▶ **What is needed**
Check each line of the listing, and copy it if it contains the word "Республики".

▶ **Recorded information**
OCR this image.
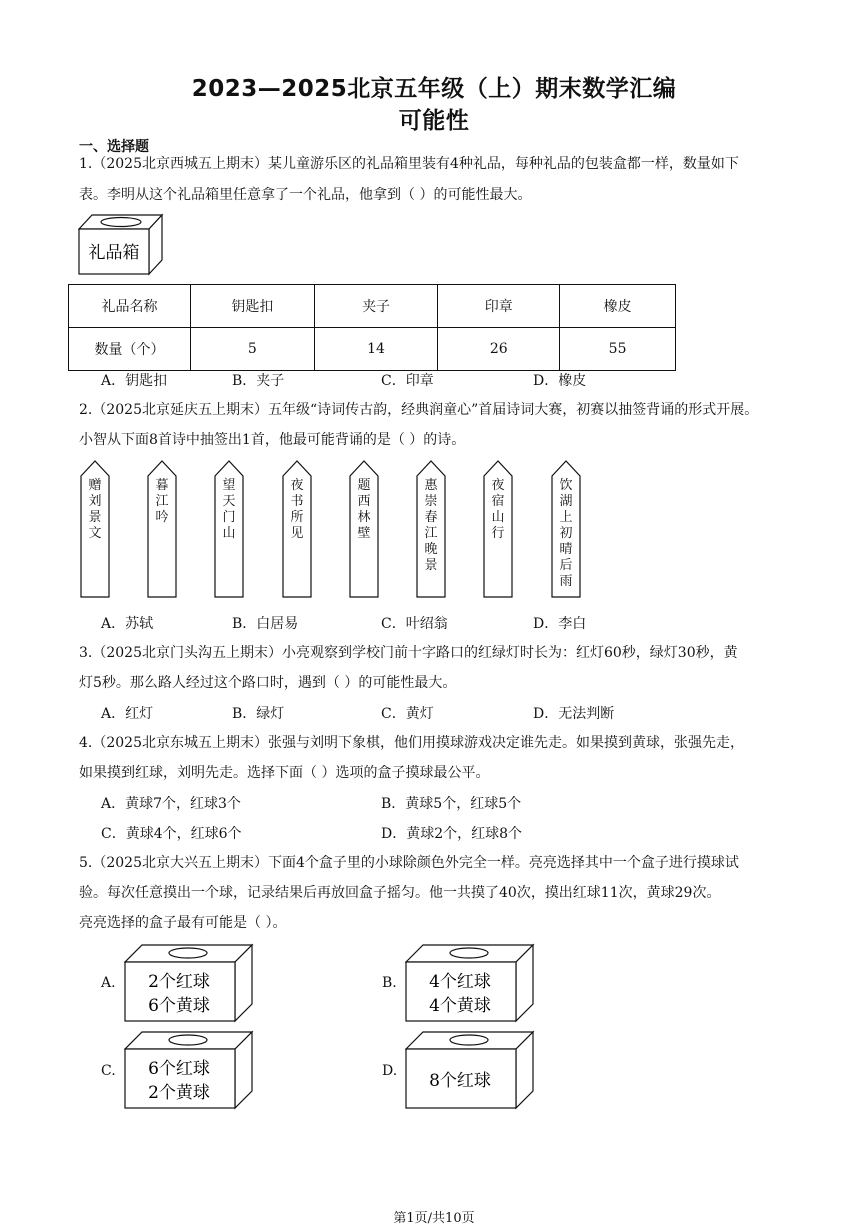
2023—2025北京五年级（上）期末数学汇编
可能性
一、选择题
1.（2025北京西城五上期末）某儿童游乐区的礼品箱里装有4种礼品，每种礼品的包装盒都一样，数量如下
表。李明从这个礼品箱里任意拿了一个礼品，他拿到（ ）的可能性最大。
礼品箱
礼品名称	钥匙扣	夹子	印章	橡皮
数量（个）	5	14	26	55
A．钥匙扣	B．夹子	C．印章	D．橡皮
2.（2025北京延庆五上期末）五年级“诗词传古韵，经典润童心”首届诗词大赛，初赛以抽签背诵的形式开展。
小智从下面8首诗中抽签出1首，他最可能背诵的是（ ）的诗。
赠
刘
景
文
暮
江
吟
望
天
门
山
夜
书
所
见
题
西
林
壁
惠
崇
春
江
晚
景
夜
宿
山
行
饮
湖
上
初
晴
后
雨
A．苏轼	B．白居易	C．叶绍翁	D．李白
3.（2025北京门头沟五上期末）小亮观察到学校门前十字路口的红绿灯时长为：红灯60秒，绿灯30秒，黄
灯5秒。那么路人经过这个路口时，遇到（ ）的可能性最大。
A．红灯	B．绿灯	C．黄灯	D．无法判断
4.（2025北京东城五上期末）张强与刘明下象棋，他们用摸球游戏决定谁先走。如果摸到黄球，张强先走，
如果摸到红球，刘明先走。选择下面（ ）选项的盒子摸球最公平。
A．黄球7个，红球3个	B．黄球5个，红球5个
C．黄球4个，红球6个	D．黄球2个，红球8个
5.（2025北京大兴五上期末）下面4个盒子里的小球除颜色外完全一样。亮亮选择其中一个盒子进行摸球试
验。每次任意摸出一个球，记录结果后再放回盒子摇匀。他一共摸了40次，摸出红球11次，黄球29次。
亮亮选择的盒子最有可能是（ ）。
A. 2个红球
6个黄球
B. 4个红球
4个黄球
C. 6个红球
2个黄球
D. 8个红球
第1页/共10页
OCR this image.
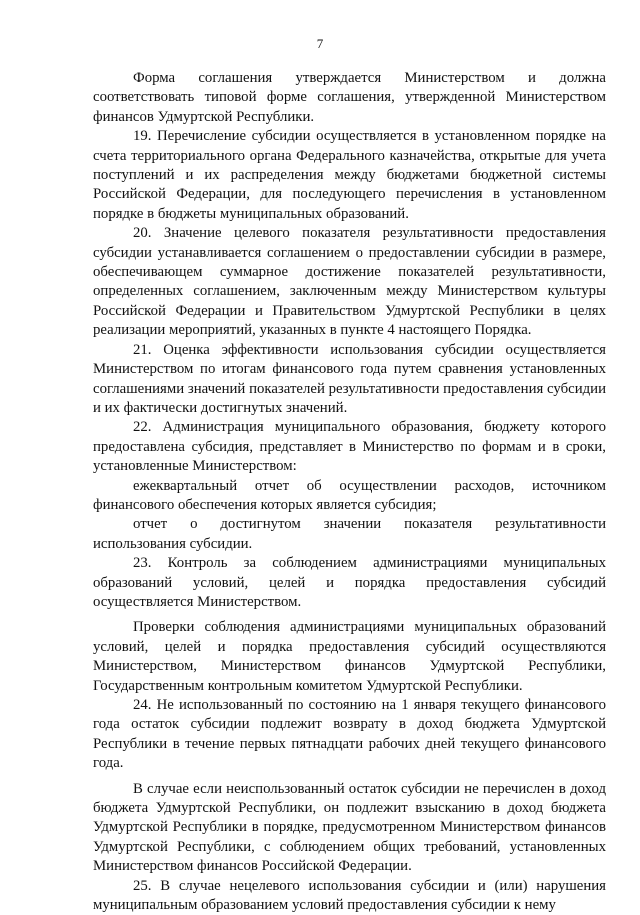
7

Форма соглашения утверждается Министерством и должна соответствовать типовой форме соглашения, утвержденной Министерством финансов Удмуртской Республики.

19. Перечисление субсидии осуществляется в установленном порядке на счета территориального органа Федерального казначейства, открытые для учета поступлений и их распределения между бюджетами бюджетной системы Российской Федерации, для последующего перечисления в установленном порядке в бюджеты муниципальных образований.

20. Значение целевого показателя результативности предоставления субсидии устанавливается соглашением о предоставлении субсидии в размере, обеспечивающем суммарное достижение показателей результативности, определенных соглашением, заключенным между Министерством культуры Российской Федерации и Правительством Удмуртской Республики в целях реализации мероприятий, указанных в пункте 4 настоящего Порядка.

21. Оценка эффективности использования субсидии осуществляется Министерством по итогам финансового года путем сравнения установленных соглашениями значений показателей результативности предоставления субсидии и их фактически достигнутых значений.

22. Администрация муниципального образования, бюджету которого предоставлена субсидия, представляет в Министерство по формам и в сроки, установленные Министерством:

ежеквартальный отчет об осуществлении расходов, источником финансового обеспечения которых является субсидия;

отчет о достигнутом значении показателя результативности использования субсидии.

23. Контроль за соблюдением администрациями муниципальных образований условий, целей и порядка предоставления субсидий осуществляется Министерством.

Проверки соблюдения администрациями муниципальных образований условий, целей и порядка предоставления субсидий осуществляются Министерством, Министерством финансов Удмуртской Республики, Государственным контрольным комитетом Удмуртской Республики.

24. Не использованный по состоянию на 1 января текущего финансового года остаток субсидии подлежит возврату в доход бюджета Удмуртской Республики в течение первых пятнадцати рабочих дней текущего финансового года.

В случае если неиспользованный остаток субсидии не перечислен в доход бюджета Удмуртской Республики, он подлежит взысканию в доход бюджета Удмуртской Республики в порядке, предусмотренном Министерством финансов Удмуртской Республики, с соблюдением общих требований, установленных Министерством финансов Российской Федерации.

25. В случае нецелевого использования субсидии и (или) нарушения муниципальным образованием условий предоставления субсидии к нему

▶ **Full output**
Форма соглашения утверждается Министерством и должна соответствовать типовой форме соглашения, утвержденной Министерством финансов Удмуртской Республики.
20. Значение целевого показателя результативности предоставления субсидии устанавливается соглашением о предоставлении субсидии в размере, обеспечивающем суммарное достижение показателей результативности, определенных соглашением, заключенным между Министерством культуры Российской Федерации и Правительством Удмуртской Республики в целях реализации мероприятий, указанных в пункте 4 настоящего Порядка.
Проверки соблюдения администрациями муниципальных образований условий, целей и порядка предоставления субсидий осуществляются Министерством, Министерством финансов Удмуртской Республики, Государственным контрольным комитетом Удмуртской Республики.
24. Не использованный по состоянию на 1 января текущего финансового года остаток субсидии подлежит возврату в доход бюджета Удмуртской Республики в течение первых пятнадцати рабочих дней текущего финансового года.
В случае если неиспользованный остаток субсидии не перечислен в доход бюджета Удмуртской Республики, он подлежит взысканию в доход бюджета Удмуртской Республики в порядке, предусмотренном Министерством финансов Удмуртской Республики, с соблюдением общих требований, установленных Министерством финансов Российской Федерации.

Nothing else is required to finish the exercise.